Beckett fiddles while Darfur burns

Feb 13, 2007 — Margaret Beckett has today been strongly criticised for failing to show leadership to address the Darfur crisis by campaigners, Genocide survivors and former Ministers…

The criticism led by Genocide prevention charity the Aegis trust follows yesterday’s EU Foreign Ministers meeting in Brussels where no action was taken against the Government of Sudan, despite its blatant breaches of numerous international agreements and the continuing attacks on its civilians.

According to the charity, Sudan’s leaders are presiding over an ongoing, four-year-old campaign of ethnic cleansing that has destroyed the country’s western Darfur region, leaving 2.5 million displaced, 400,000 dead.

Beckett soft-peddling at odds with Blair

“Margaret Beckett’s complete lack of leadership over Darfur is particularly disappointing,” says Dr James Smith, Chief Executive of the Aegis Trust. “On 13 December, Blair’s Official Spokesman quoted him, ‘if in the next couple of months, the Sudanese Government is not prepared to agree to the UN plan, we’ve got to move to sanctions and should consider the option of a no-fly zone’. A couple of months to the day, his Foreign Minister can’t even bring herself to persuade European colleagues to back sanctions – never mind a no-fly zone.

“Banning figures like Salah Gosh, Sudan’s Head of Military Intelligence, from travel to Europe would be a start. However, only last year, he was allowed to visit the UK for medical treatment.”

EU: double standards

After leading the implementation of sanctions against individuals in Belarus, Congo, Cote d’Ivoire, North Korea, Moldova, Myanmar and Zimbabwe, in a shocking display of double standards, the best Europe’s foreign ministers could muster yesterday for Sudan was a reiteration of ‘readiness to consider further measures, notably in the UN framework, against any party which obstructs … implementation [of the hybrid force]’.

DATASET RECORDS –

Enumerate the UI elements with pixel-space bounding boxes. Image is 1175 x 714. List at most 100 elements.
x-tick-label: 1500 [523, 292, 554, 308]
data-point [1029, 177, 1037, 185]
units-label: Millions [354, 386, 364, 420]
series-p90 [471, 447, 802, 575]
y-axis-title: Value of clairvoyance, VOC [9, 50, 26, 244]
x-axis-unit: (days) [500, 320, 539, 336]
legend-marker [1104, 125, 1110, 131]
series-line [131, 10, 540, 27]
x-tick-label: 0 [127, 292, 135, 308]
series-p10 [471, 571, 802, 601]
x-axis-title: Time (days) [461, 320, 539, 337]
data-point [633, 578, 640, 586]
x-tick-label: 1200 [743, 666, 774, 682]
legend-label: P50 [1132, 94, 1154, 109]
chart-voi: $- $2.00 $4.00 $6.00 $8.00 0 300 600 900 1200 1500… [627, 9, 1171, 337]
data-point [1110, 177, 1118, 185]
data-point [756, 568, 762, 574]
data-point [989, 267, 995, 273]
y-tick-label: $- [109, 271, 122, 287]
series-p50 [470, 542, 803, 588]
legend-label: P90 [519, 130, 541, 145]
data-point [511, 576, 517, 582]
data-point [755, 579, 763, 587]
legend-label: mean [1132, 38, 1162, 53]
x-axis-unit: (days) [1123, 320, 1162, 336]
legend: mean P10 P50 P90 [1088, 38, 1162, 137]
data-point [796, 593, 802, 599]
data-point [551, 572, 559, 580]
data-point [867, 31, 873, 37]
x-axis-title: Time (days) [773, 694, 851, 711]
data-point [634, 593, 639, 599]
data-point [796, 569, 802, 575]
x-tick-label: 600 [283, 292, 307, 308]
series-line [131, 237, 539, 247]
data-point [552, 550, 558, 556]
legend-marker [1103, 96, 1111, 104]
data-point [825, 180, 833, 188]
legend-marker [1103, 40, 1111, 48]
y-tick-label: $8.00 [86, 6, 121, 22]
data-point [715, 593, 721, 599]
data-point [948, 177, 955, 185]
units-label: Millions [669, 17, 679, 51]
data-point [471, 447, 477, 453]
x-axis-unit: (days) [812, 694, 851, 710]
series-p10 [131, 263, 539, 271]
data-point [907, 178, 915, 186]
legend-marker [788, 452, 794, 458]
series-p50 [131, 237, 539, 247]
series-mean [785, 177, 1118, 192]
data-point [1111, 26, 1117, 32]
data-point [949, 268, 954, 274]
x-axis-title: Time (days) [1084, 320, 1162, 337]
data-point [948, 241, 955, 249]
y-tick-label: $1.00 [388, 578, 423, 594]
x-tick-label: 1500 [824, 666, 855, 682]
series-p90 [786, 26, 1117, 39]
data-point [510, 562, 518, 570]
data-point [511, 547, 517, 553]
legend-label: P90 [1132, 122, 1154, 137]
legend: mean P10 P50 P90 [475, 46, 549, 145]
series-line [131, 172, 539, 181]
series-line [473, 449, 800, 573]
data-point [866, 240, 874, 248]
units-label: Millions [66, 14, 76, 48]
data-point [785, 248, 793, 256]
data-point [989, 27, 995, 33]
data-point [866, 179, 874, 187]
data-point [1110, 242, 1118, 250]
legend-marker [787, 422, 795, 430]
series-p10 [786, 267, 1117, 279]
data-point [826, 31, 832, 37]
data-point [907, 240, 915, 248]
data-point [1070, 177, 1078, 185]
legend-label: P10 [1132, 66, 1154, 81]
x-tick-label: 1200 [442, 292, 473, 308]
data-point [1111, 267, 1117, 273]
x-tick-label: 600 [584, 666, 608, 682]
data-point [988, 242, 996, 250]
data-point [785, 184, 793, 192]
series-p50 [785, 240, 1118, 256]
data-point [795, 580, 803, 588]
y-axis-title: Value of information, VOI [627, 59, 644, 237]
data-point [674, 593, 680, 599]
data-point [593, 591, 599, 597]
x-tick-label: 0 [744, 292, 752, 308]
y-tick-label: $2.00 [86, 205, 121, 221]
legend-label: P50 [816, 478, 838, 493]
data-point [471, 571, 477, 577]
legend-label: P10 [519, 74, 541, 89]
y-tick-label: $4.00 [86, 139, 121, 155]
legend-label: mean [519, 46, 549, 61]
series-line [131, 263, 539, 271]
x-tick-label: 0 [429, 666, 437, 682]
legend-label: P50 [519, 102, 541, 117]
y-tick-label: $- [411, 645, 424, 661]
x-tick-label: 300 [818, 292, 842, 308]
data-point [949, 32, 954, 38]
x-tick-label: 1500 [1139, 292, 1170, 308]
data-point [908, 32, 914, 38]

PROMPT –
Write the next part of the article on Margaret Beckett and the Darfur crisis, continuing from its last paragraph.

OUTPUT BELOW –
International community: played for fools

Following negotiations last year, diplomats claimed that Sudan had accepted implementation of a hybrid AU / UN force to replace the under-resourced and over-stretched African Union mission in Darfur. But Sudan has played the international community for fools, frustrating all efforts to move forward with implementation – for which there is still no timetable – and evading agreement to accept any armed UN peacekeepers on the ground in Darfur.

Only last week, Sudan’s President, Omar Bashir, was quoted: “We will not allow U.N. forces into Sudan … Only an African Union force, led by an African commander and raised completely by the African Union is acceptable in Darfur.” Meanwhile, U.N. Secretary-General Ban Ki-moon described the delays as unacceptable, and said they were preventing help from reaching millions of victims.

Darfur: let down

Last week, the USA approved a block on transfers, by US commercial banks, of oil payments to the Government of Sudan. (Being in dollars, these currently have to go through US banks.) The proposal is one of a package of coercive measures designed to pressure Sudan into cooperating with deployment of the hybrid UN-AU force into Darfur. US officials stressed effectiveness of the plan would depend on participation of other countries.

“Members of my own family are among those murdered in Darfur by this regime, simply because they were African,” says Ishag Mekki, Vice Chairman of the Darfur Union. “Having finally taken a lead on sanctions, the US has been let down by the EU this week. More to the point, the suffering people of Darfur have been badly let down. Beckett and her colleagues should be ashamed of their failure.”

What the EU should do now

“The EU could and should have applied sanctions against all 17 individuals identified by the UN’s Sudan Sanctions Committee as obstructing the Darfur peace process, even though the UN has only applied sanctions against four of them,” says Stephen Twigg, the Aegis Trust’s Campaigns Director and former Government Minister . “However, as identified by the International Crisis Group, the priority target of sanctions should be the commercial interests of Sudan’s ruling elite, including companies run by senior figures in the ruling National Congress Party. The EU should be committing resources to identifying these commercial entities, freezing their assets and – like the US – blocking transfers of money to them through European banks.”